▸ Task set
A. In the disassembler assignment, how many points is each of the 8 instructions worth?
B. Carry on the disassembler assignment text from its final sentence.
+++ Excerpted passage
# Disassembler Assignment

In this assignment you will be writing a disassembler. This assignment is worth 50 points.
* 5 points for submitted code and well formatted comments.
* 5 points for the disassembled instructions. You may submit a simple text file.
* 40 points for instructions: 5 points each for each of the 8 instructions.

# Disassembler

A disassembler is a program that will read the binary encoded instructions, interpret them, and present them back to the user in a human readable assembly language. You may have used several examples of a disassembler without realizing; an example is the GNU Debugger (GDB) which uses a disassembler and debugging objects or labels.
++++++
+++ Data
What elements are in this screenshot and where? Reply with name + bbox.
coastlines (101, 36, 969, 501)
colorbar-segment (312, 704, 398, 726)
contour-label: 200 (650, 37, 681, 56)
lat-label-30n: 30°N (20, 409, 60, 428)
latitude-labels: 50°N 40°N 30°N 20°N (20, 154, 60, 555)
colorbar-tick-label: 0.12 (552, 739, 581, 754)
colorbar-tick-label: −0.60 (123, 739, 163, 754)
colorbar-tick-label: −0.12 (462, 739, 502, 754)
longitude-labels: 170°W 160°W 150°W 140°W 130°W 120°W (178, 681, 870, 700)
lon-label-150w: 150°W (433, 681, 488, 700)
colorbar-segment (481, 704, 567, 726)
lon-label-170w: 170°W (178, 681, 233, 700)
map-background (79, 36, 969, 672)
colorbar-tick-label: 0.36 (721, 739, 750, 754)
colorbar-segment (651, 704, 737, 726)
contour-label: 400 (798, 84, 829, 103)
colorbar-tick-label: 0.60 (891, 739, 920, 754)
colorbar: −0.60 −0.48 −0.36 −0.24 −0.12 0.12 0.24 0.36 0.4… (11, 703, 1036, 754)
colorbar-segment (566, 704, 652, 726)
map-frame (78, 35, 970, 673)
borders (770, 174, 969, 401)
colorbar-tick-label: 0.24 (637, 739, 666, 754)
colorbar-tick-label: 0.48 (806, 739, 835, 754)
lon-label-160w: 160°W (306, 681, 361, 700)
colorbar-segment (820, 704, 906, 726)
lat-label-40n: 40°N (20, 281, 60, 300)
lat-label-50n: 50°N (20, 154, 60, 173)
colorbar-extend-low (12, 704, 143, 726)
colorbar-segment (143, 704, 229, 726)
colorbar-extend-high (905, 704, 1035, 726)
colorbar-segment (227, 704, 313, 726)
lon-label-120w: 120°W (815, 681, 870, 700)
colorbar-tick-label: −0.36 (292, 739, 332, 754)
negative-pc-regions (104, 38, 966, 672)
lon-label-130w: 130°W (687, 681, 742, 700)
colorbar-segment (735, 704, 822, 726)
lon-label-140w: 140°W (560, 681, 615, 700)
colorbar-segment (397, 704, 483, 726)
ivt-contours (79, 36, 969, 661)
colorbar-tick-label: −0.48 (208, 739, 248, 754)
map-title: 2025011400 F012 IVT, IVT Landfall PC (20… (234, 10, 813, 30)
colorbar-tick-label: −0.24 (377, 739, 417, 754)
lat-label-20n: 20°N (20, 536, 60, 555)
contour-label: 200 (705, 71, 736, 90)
++++++
▸ Responses to the tasks
A. Five points each, for a total of 40 points.

B.
You may be curious to try one built into your linux system:

```sh
objdump -d <binary_executable> | less
```

## Instructions and formats

|Type| funct7 | rs2 | rs1 | funct3 | rd | Opcode |
| ---| ------ | --- | --- | ------ | -- | ------ |
| R  |    7   |  5  |  5  |    3   | 5  |   7    |
| I  |   12   |     |  5  |    3   | 5  |   7    |
| S  |   imm[11:5]   |  5  |  5  |    3   | imm[4:0] | 7 |
| SB |   imm[12\|10:5] | 5  | 5   |    3   | imm[4:1\|11] | 7|
|  U |  20 | | | | 5 | 7 |

Here is an example to get started. We'd like to know what the opcode is to start, then the value of rd or immediate.

In [23]:
import numpy as np

In [24]:
instructions_as_bytes = np.fromfile('risc-v_instructions.bin', dtype=np.int32)
# You might also seek to use python's file reader directly
with open('risc-v_instructions.bin', 'rb') as rv_instrs:
    binary_instructions = rv_instrs.read()
print(bin(binary_instructions[0]))

for instruction in binary_instructions:
    print(bin(instruction))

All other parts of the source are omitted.